Job => Write out the data below in full, unchanged, minus the images.

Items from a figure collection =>

++++++

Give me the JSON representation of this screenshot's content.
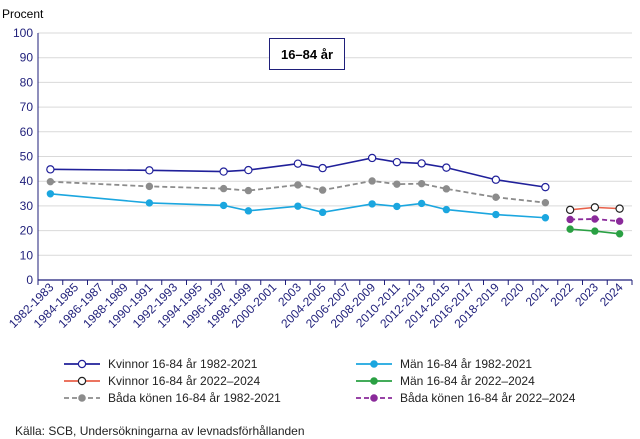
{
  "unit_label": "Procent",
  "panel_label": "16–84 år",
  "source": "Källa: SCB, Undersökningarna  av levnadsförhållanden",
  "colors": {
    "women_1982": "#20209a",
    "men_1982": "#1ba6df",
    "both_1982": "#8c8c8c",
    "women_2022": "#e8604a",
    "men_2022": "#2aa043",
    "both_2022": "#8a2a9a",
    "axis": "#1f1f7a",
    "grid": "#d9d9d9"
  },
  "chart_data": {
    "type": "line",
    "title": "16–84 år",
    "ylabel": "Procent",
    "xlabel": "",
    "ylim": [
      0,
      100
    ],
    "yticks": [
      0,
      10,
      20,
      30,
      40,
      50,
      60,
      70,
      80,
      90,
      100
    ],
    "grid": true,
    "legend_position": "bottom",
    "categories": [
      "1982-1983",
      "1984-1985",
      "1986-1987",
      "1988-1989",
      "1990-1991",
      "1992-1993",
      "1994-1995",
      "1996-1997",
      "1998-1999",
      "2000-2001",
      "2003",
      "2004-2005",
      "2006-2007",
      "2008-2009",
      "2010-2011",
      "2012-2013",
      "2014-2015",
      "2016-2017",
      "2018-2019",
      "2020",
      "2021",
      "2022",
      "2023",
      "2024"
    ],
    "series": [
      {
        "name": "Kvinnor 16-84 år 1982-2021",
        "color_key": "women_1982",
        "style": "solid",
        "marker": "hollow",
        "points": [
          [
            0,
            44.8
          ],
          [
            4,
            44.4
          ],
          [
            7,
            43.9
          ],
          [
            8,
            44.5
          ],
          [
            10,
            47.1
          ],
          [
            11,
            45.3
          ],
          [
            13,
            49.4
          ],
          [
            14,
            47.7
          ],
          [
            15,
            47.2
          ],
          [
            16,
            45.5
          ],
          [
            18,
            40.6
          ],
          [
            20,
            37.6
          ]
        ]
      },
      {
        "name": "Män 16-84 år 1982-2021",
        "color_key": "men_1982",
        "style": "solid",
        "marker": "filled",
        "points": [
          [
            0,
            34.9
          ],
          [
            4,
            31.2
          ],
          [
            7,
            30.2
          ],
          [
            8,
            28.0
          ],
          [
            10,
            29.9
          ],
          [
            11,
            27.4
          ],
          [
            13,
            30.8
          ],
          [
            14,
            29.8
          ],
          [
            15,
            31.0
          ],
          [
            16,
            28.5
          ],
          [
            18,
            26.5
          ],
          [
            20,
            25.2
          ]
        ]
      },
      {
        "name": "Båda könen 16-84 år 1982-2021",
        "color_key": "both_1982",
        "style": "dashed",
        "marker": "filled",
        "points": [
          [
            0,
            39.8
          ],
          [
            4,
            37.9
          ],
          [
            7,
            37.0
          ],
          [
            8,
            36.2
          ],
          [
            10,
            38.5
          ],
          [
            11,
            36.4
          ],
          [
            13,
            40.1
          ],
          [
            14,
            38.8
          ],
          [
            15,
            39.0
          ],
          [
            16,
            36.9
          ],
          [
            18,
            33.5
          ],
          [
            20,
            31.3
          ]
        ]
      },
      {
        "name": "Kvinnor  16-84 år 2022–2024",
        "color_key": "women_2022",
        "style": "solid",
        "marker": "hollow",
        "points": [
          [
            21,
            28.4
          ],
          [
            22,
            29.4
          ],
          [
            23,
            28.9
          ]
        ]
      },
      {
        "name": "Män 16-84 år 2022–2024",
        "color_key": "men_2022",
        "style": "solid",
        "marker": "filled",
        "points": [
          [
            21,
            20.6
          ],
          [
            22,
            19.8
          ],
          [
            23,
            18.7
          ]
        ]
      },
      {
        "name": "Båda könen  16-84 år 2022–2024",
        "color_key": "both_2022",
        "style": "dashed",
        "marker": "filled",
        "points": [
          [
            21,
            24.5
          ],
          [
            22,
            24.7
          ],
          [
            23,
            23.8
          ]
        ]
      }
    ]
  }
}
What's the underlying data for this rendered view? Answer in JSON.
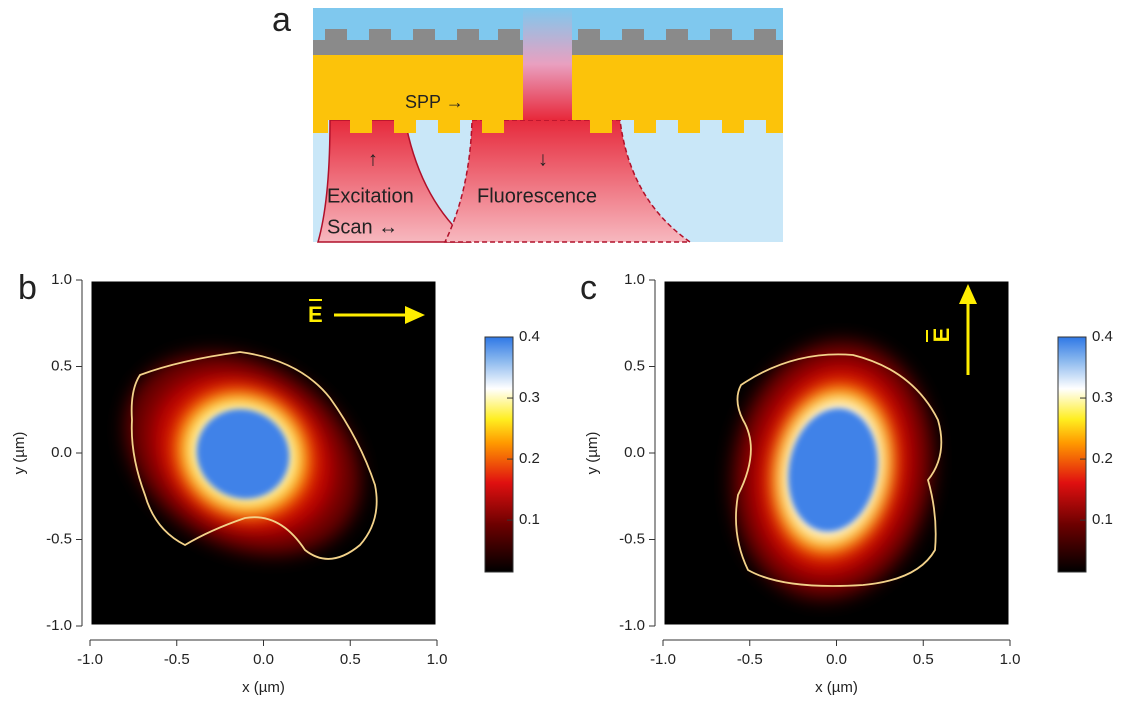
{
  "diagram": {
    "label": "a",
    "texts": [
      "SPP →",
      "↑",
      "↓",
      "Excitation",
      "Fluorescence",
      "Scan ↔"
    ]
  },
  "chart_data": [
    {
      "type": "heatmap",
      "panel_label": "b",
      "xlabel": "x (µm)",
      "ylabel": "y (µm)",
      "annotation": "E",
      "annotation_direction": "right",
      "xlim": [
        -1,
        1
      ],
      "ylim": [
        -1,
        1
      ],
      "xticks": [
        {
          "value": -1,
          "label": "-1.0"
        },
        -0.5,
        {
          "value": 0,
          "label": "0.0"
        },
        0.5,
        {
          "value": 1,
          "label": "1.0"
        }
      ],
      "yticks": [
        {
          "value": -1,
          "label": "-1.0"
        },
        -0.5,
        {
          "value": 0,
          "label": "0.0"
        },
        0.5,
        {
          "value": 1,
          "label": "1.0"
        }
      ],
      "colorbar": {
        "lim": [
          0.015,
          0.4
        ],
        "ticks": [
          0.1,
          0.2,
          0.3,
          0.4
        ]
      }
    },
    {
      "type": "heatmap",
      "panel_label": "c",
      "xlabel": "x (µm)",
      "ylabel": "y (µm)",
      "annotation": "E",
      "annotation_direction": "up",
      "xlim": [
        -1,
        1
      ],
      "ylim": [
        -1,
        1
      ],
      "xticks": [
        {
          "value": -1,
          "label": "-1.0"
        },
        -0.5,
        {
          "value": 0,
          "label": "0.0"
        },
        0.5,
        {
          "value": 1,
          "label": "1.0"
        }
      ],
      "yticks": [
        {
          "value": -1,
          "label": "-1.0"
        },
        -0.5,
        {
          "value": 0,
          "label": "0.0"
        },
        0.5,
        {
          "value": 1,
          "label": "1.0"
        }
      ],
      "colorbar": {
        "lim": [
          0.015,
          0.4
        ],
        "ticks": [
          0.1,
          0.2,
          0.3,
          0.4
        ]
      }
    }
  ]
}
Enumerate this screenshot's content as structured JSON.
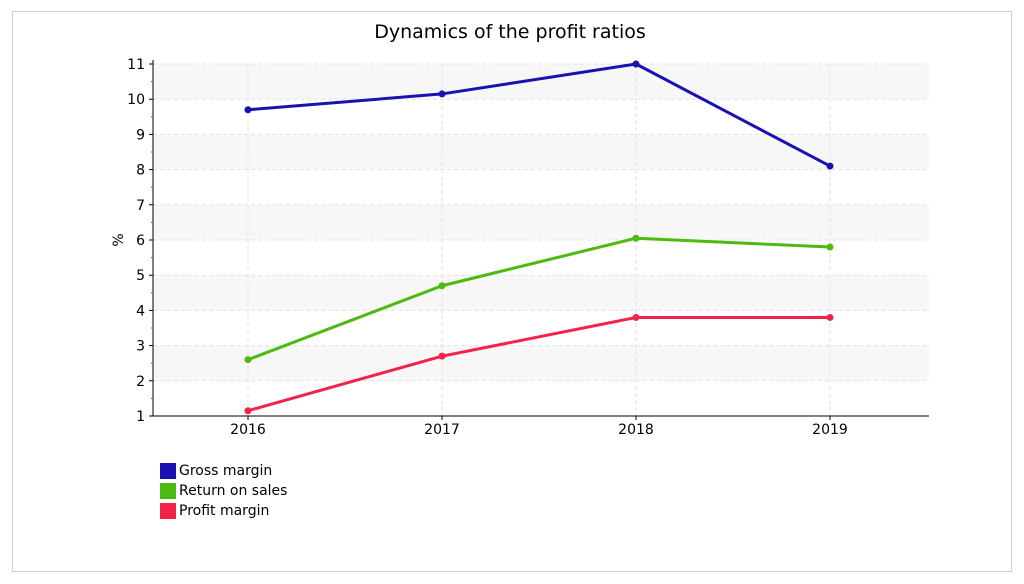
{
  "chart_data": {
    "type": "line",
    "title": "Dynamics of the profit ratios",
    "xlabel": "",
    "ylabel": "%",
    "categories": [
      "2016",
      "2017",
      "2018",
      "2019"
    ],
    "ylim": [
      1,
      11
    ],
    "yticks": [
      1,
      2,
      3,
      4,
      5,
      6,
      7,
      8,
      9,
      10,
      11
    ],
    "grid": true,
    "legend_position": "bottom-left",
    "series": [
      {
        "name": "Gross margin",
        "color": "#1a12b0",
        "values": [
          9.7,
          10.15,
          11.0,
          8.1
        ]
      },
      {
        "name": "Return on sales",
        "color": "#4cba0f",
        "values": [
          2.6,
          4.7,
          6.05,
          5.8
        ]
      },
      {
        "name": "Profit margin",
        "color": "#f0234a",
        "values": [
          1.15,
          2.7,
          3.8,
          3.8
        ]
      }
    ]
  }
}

++++++

Completed task =>
Give me the JSON representation of this screenshot's content.
{
  "unit_label": "Procent",
  "panel_label": "16–84 år",
  "source": "Källa: SCB, Undersökningarna  av levnadsförhållanden",
  "colors": {
    "women_1982": "#20209a",
    "men_1982": "#1ba6df",
    "both_1982": "#8c8c8c",
    "women_2022": "#e8604a",
    "men_2022": "#2aa043",
    "both_2022": "#8a2a9a",
    "axis": "#1f1f7a",
    "grid": "#d9d9d9"
  },
  "chart_data": {
    "type": "line",
    "title": "16–84 år",
    "ylabel": "Procent",
    "xlabel": "",
    "ylim": [
      0,
      100
    ],
    "yticks": [
      0,
      10,
      20,
      30,
      40,
      50,
      60,
      70,
      80,
      90,
      100
    ],
    "grid": true,
    "legend_position": "bottom",
    "categories": [
      "1982-1983",
      "1984-1985",
      "1986-1987",
      "1988-1989",
      "1990-1991",
      "1992-1993",
      "1994-1995",
      "1996-1997",
      "1998-1999",
      "2000-2001",
      "2003",
      "2004-2005",
      "2006-2007",
      "2008-2009",
      "2010-2011",
      "2012-2013",
      "2014-2015",
      "2016-2017",
      "2018-2019",
      "2020",
      "2021",
      "2022",
      "2023",
      "2024"
    ],
    "series": [
      {
        "name": "Kvinnor 16-84 år 1982-2021",
        "color_key": "women_1982",
        "style": "solid",
        "marker": "hollow",
        "points": [
          [
            0,
            44.8
          ],
          [
            4,
            44.4
          ],
          [
            7,
            43.9
          ],
          [
            8,
            44.5
          ],
          [
            10,
            47.1
          ],
          [
            11,
            45.3
          ],
          [
            13,
            49.4
          ],
          [
            14,
            47.7
          ],
          [
            15,
            47.2
          ],
          [
            16,
            45.5
          ],
          [
            18,
            40.6
          ],
          [
            20,
            37.6
          ]
        ]
      },
      {
        "name": "Män 16-84 år 1982-2021",
        "color_key": "men_1982",
        "style": "solid",
        "marker": "filled",
        "points": [
          [
            0,
            34.9
          ],
          [
            4,
            31.2
          ],
          [
            7,
            30.2
          ],
          [
            8,
            28.0
          ],
          [
            10,
            29.9
          ],
          [
            11,
            27.4
          ],
          [
            13,
            30.8
          ],
          [
            14,
            29.8
          ],
          [
            15,
            31.0
          ],
          [
            16,
            28.5
          ],
          [
            18,
            26.5
          ],
          [
            20,
            25.2
          ]
        ]
      },
      {
        "name": "Båda könen 16-84 år 1982-2021",
        "color_key": "both_1982",
        "style": "dashed",
        "marker": "filled",
        "points": [
          [
            0,
            39.8
          ],
          [
            4,
            37.9
          ],
          [
            7,
            37.0
          ],
          [
            8,
            36.2
          ],
          [
            10,
            38.5
          ],
          [
            11,
            36.4
          ],
          [
            13,
            40.1
          ],
          [
            14,
            38.8
          ],
          [
            15,
            39.0
          ],
          [
            16,
            36.9
          ],
          [
            18,
            33.5
          ],
          [
            20,
            31.3
          ]
        ]
      },
      {
        "name": "Kvinnor  16-84 år 2022–2024",
        "color_key": "women_2022",
        "style": "solid",
        "marker": "hollow",
        "points": [
          [
            21,
            28.4
          ],
          [
            22,
            29.4
          ],
          [
            23,
            28.9
          ]
        ]
      },
      {
        "name": "Män 16-84 år 2022–2024",
        "color_key": "men_2022",
        "style": "solid",
        "marker": "filled",
        "points": [
          [
            21,
            20.6
          ],
          [
            22,
            19.8
          ],
          [
            23,
            18.7
          ]
        ]
      },
      {
        "name": "Båda könen  16-84 år 2022–2024",
        "color_key": "both_2022",
        "style": "dashed",
        "marker": "filled",
        "points": [
          [
            21,
            24.5
          ],
          [
            22,
            24.7
          ],
          [
            23,
            23.8
          ]
        ]
      }
    ]
  }
}
What's the underlying data for this rendered view? Answer in JSON.
{
  "diagram": {
    "label": "a",
    "texts": [
      "SPP →",
      "↑",
      "↓",
      "Excitation",
      "Fluorescence",
      "Scan ↔"
    ]
  },
  "chart_data": [
    {
      "type": "heatmap",
      "panel_label": "b",
      "xlabel": "x (µm)",
      "ylabel": "y (µm)",
      "annotation": "E",
      "annotation_direction": "right",
      "xlim": [
        -1,
        1
      ],
      "ylim": [
        -1,
        1
      ],
      "xticks": [
        {
          "value": -1,
          "label": "-1.0"
        },
        -0.5,
        {
          "value": 0,
          "label": "0.0"
        },
        0.5,
        {
          "value": 1,
          "label": "1.0"
        }
      ],
      "yticks": [
        {
          "value": -1,
          "label": "-1.0"
        },
        -0.5,
        {
          "value": 0,
          "label": "0.0"
        },
        0.5,
        {
          "value": 1,
          "label": "1.0"
        }
      ],
      "colorbar": {
        "lim": [
          0.015,
          0.4
        ],
        "ticks": [
          0.1,
          0.2,
          0.3,
          0.4
        ]
      }
    },
    {
      "type": "heatmap",
      "panel_label": "c",
      "xlabel": "x (µm)",
      "ylabel": "y (µm)",
      "annotation": "E",
      "annotation_direction": "up",
      "xlim": [
        -1,
        1
      ],
      "ylim": [
        -1,
        1
      ],
      "xticks": [
        {
          "value": -1,
          "label": "-1.0"
        },
        -0.5,
        {
          "value": 0,
          "label": "0.0"
        },
        0.5,
        {
          "value": 1,
          "label": "1.0"
        }
      ],
      "yticks": [
        {
          "value": -1,
          "label": "-1.0"
        },
        -0.5,
        {
          "value": 0,
          "label": "0.0"
        },
        0.5,
        {
          "value": 1,
          "label": "1.0"
        }
      ],
      "colorbar": {
        "lim": [
          0.015,
          0.4
        ],
        "ticks": [
          0.1,
          0.2,
          0.3,
          0.4
        ]
      }
    }
  ]
}
Enumerate this screenshot's content as structured JSON.
{
  "chart_data": {
    "type": "line",
    "title": "Dynamics of the profit ratios",
    "xlabel": "",
    "ylabel": "%",
    "categories": [
      "2016",
      "2017",
      "2018",
      "2019"
    ],
    "ylim": [
      1,
      11
    ],
    "yticks": [
      1,
      2,
      3,
      4,
      5,
      6,
      7,
      8,
      9,
      10,
      11
    ],
    "grid": true,
    "legend_position": "bottom-left",
    "series": [
      {
        "name": "Gross margin",
        "color": "#1a12b0",
        "values": [
          9.7,
          10.15,
          11.0,
          8.1
        ]
      },
      {
        "name": "Return on sales",
        "color": "#4cba0f",
        "values": [
          2.6,
          4.7,
          6.05,
          5.8
        ]
      },
      {
        "name": "Profit margin",
        "color": "#f0234a",
        "values": [
          1.15,
          2.7,
          3.8,
          3.8
        ]
      }
    ]
  }
}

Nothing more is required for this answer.